* **Work to do**:
With the pictures left out, copy the listing below exactly.

* **Material for this exercise**:
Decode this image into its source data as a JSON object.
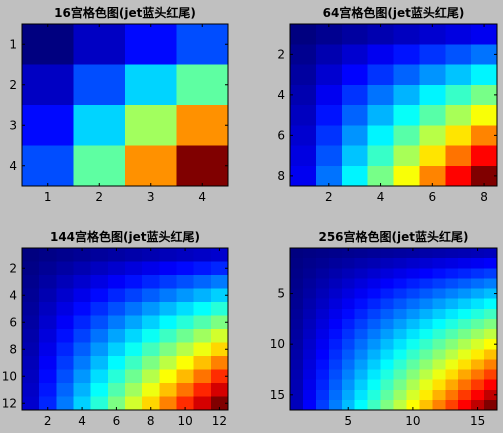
{
  "figure": {
    "background": "#c0c0c0",
    "colormap": "jet"
  },
  "chart_data": [
    {
      "type": "heatmap",
      "title": "16宫格色图(jet蓝头红尾)",
      "n": 4,
      "value_formula": "i*j (row index times column index)",
      "colormap": "jet",
      "xticks": [
        1,
        2,
        3,
        4
      ],
      "yticks": [
        1,
        2,
        3,
        4
      ],
      "xlim": [
        0.5,
        4.5
      ],
      "ylim": [
        0.5,
        4.5
      ],
      "y_reversed": true
    },
    {
      "type": "heatmap",
      "title": "64宫格色图(jet蓝头红尾)",
      "n": 8,
      "value_formula": "i*j (row index times column index)",
      "colormap": "jet",
      "xticks": [
        2,
        4,
        6,
        8
      ],
      "yticks": [
        2,
        4,
        6,
        8
      ],
      "xlim": [
        0.5,
        8.5
      ],
      "ylim": [
        0.5,
        8.5
      ],
      "y_reversed": true
    },
    {
      "type": "heatmap",
      "title": "144宫格色图(jet蓝头红尾)",
      "n": 12,
      "value_formula": "i*j (row index times column index)",
      "colormap": "jet",
      "xticks": [
        2,
        4,
        6,
        8,
        10,
        12
      ],
      "yticks": [
        2,
        4,
        6,
        8,
        10,
        12
      ],
      "xlim": [
        0.5,
        12.5
      ],
      "ylim": [
        0.5,
        12.5
      ],
      "y_reversed": true
    },
    {
      "type": "heatmap",
      "title": "256宫格色图(jet蓝头红尾)",
      "n": 16,
      "value_formula": "i*j (row index times column index)",
      "colormap": "jet",
      "xticks": [
        5,
        10,
        15
      ],
      "yticks": [
        5,
        10,
        15
      ],
      "xlim": [
        0.5,
        16.5
      ],
      "ylim": [
        0.5,
        16.5
      ],
      "y_reversed": true
    }
  ]
}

* **Completed exercise**:
Decode this image into its source data as a JSON object.
{
  "figure": {
    "background": "#c0c0c0",
    "colormap": "jet"
  },
  "chart_data": [
    {
      "type": "heatmap",
      "title": "16宫格色图(jet蓝头红尾)",
      "n": 4,
      "value_formula": "i*j (row index times column index)",
      "colormap": "jet",
      "xticks": [
        1,
        2,
        3,
        4
      ],
      "yticks": [
        1,
        2,
        3,
        4
      ],
      "xlim": [
        0.5,
        4.5
      ],
      "ylim": [
        0.5,
        4.5
      ],
      "y_reversed": true
    },
    {
      "type": "heatmap",
      "title": "64宫格色图(jet蓝头红尾)",
      "n": 8,
      "value_formula": "i*j (row index times column index)",
      "colormap": "jet",
      "xticks": [
        2,
        4,
        6,
        8
      ],
      "yticks": [
        2,
        4,
        6,
        8
      ],
      "xlim": [
        0.5,
        8.5
      ],
      "ylim": [
        0.5,
        8.5
      ],
      "y_reversed": true
    },
    {
      "type": "heatmap",
      "title": "144宫格色图(jet蓝头红尾)",
      "n": 12,
      "value_formula": "i*j (row index times column index)",
      "colormap": "jet",
      "xticks": [
        2,
        4,
        6,
        8,
        10,
        12
      ],
      "yticks": [
        2,
        4,
        6,
        8,
        10,
        12
      ],
      "xlim": [
        0.5,
        12.5
      ],
      "ylim": [
        0.5,
        12.5
      ],
      "y_reversed": true
    },
    {
      "type": "heatmap",
      "title": "256宫格色图(jet蓝头红尾)",
      "n": 16,
      "value_formula": "i*j (row index times column index)",
      "colormap": "jet",
      "xticks": [
        5,
        10,
        15
      ],
      "yticks": [
        5,
        10,
        15
      ],
      "xlim": [
        0.5,
        16.5
      ],
      "ylim": [
        0.5,
        16.5
      ],
      "y_reversed": true
    }
  ]
}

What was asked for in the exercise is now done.